Work through the data below line by line and say how many lines hold "resources"; give only the number.

- Dataset items
━━━━
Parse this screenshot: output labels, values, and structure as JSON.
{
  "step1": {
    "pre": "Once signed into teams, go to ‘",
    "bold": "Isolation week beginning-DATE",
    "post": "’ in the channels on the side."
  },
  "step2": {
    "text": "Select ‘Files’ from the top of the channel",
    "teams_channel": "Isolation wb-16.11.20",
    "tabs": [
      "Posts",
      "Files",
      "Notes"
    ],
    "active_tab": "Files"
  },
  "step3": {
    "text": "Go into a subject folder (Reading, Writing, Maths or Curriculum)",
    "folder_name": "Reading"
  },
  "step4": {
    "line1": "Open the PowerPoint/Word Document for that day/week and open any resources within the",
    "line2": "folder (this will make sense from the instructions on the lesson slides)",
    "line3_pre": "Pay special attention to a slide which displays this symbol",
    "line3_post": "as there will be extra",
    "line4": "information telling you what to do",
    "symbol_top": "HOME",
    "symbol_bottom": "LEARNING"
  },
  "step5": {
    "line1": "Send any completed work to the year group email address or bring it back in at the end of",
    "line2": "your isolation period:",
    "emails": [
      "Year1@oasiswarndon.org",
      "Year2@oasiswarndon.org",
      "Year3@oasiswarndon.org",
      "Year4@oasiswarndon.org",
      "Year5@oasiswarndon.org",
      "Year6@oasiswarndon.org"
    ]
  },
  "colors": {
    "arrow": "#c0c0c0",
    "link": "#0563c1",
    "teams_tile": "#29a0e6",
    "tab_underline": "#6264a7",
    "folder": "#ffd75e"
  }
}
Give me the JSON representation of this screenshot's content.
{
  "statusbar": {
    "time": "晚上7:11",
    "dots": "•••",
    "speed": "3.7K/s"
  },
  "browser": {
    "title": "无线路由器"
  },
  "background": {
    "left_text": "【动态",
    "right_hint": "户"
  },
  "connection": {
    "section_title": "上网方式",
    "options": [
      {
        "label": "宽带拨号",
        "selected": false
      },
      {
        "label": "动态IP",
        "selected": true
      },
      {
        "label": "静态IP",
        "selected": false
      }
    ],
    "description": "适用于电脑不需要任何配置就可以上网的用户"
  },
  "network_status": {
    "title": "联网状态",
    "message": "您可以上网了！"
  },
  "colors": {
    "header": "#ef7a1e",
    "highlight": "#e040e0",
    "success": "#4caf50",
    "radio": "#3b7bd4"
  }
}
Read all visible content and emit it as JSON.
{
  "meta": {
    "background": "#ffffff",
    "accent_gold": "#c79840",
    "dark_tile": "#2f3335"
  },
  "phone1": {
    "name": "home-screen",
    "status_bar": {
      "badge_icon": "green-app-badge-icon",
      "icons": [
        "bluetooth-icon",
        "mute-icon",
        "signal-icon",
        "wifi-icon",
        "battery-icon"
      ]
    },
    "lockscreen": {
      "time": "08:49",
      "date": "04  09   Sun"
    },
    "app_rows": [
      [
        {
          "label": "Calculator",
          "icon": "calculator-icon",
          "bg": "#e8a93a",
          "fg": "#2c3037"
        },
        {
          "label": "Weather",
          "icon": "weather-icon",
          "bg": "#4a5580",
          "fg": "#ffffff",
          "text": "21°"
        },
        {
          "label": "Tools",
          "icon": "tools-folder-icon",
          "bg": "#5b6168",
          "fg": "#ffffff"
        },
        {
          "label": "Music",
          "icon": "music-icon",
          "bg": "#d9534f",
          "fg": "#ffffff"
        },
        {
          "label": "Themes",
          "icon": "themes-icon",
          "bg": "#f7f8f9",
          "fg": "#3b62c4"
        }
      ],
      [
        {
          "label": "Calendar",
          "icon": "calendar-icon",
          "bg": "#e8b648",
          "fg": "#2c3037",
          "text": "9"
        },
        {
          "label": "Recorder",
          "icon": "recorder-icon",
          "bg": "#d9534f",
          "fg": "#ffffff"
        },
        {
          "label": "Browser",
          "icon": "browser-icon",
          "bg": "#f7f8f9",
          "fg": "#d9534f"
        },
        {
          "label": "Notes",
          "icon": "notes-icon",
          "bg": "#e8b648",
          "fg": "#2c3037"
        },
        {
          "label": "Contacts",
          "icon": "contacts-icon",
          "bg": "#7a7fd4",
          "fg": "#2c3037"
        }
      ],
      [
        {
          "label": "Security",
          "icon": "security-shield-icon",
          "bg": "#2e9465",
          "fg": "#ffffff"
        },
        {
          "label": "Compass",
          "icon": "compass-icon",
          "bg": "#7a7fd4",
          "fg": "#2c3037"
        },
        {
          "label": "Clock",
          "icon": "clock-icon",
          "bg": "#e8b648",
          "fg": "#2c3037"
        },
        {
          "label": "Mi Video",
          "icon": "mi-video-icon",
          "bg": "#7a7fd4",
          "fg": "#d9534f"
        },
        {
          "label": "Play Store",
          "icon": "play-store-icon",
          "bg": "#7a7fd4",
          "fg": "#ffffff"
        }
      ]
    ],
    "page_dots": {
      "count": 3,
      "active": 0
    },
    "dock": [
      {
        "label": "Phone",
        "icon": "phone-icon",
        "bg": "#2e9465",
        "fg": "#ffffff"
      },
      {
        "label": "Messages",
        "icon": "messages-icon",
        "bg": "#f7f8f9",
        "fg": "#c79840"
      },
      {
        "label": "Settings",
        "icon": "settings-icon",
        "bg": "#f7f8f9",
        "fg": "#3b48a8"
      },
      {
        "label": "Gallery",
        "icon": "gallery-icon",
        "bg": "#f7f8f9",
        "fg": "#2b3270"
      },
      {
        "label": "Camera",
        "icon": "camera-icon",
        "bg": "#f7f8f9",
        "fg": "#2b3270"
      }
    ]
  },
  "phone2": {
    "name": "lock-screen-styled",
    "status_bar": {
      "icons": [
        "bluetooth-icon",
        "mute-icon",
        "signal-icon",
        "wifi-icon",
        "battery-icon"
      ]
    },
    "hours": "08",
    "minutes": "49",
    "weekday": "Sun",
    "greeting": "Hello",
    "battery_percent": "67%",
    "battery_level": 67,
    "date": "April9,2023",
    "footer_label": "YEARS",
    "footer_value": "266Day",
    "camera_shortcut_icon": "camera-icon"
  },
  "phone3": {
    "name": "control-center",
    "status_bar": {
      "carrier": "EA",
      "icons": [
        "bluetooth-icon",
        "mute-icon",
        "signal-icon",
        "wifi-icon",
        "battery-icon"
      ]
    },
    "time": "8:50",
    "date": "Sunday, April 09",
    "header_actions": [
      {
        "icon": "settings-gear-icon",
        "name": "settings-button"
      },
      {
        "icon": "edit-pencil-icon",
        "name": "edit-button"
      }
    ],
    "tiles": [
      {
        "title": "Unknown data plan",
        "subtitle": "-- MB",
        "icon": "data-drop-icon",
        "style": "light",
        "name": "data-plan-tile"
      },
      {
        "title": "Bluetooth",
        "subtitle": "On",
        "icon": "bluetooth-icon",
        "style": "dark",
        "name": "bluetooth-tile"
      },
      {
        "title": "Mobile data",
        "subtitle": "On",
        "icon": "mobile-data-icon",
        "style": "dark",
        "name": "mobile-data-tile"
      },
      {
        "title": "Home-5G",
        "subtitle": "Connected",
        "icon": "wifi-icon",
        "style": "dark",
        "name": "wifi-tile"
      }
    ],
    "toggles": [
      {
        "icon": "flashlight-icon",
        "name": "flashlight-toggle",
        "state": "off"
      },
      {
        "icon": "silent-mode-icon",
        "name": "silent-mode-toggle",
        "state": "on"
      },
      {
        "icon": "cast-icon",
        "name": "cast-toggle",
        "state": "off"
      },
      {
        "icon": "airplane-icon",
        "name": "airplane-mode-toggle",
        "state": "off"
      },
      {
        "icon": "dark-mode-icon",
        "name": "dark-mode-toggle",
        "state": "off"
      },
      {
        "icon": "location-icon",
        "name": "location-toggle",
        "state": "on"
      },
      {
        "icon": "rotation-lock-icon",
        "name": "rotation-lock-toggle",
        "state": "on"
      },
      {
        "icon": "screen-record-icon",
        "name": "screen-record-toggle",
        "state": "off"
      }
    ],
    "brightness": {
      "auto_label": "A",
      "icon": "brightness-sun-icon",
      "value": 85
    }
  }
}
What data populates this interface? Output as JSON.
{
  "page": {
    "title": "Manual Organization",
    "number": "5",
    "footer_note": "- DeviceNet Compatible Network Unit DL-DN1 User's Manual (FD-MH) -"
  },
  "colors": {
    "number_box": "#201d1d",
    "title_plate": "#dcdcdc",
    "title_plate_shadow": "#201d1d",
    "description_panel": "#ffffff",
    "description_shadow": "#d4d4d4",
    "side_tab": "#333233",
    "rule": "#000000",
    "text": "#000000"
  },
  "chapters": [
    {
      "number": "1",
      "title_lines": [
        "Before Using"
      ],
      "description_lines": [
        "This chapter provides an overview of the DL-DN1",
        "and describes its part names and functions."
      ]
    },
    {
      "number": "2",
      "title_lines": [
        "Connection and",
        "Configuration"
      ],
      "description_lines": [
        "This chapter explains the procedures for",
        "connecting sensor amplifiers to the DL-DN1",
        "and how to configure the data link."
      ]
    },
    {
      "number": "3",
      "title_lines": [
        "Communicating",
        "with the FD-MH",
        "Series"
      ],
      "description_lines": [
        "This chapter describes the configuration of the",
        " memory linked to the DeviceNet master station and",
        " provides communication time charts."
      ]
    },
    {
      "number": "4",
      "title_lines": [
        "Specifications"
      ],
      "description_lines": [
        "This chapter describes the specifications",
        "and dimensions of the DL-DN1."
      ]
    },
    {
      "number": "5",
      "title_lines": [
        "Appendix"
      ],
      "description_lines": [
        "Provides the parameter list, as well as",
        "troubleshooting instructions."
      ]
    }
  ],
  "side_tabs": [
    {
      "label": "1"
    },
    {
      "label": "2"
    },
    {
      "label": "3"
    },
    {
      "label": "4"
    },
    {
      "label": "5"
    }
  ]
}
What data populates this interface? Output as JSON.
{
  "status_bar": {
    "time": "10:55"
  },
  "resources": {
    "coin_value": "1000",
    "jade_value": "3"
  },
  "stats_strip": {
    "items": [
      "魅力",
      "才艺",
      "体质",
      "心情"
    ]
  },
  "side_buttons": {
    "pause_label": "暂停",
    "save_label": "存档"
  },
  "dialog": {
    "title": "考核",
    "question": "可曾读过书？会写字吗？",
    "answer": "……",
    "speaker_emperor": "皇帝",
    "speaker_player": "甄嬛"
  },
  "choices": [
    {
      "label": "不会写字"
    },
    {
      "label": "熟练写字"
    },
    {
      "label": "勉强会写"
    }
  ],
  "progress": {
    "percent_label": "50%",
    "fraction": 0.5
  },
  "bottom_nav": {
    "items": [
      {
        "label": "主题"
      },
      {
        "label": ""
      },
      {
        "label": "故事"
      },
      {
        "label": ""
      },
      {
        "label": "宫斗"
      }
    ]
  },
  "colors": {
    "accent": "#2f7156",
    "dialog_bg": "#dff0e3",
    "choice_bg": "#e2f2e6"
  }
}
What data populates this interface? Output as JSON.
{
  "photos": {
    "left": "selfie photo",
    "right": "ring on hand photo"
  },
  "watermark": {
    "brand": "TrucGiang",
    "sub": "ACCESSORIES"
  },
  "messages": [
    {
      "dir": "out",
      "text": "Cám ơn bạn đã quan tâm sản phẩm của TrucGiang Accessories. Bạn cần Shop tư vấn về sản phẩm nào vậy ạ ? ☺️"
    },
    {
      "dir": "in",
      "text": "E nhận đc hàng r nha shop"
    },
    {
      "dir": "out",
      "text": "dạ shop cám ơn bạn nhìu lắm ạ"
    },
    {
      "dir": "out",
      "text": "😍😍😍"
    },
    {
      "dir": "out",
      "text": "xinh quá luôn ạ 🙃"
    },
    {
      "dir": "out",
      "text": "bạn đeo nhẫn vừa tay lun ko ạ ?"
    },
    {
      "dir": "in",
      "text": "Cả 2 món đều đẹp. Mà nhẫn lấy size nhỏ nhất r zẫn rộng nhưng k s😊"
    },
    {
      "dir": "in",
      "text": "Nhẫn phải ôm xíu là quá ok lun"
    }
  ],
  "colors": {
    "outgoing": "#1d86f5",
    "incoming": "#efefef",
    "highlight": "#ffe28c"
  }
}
━━━━
- Result of this task
2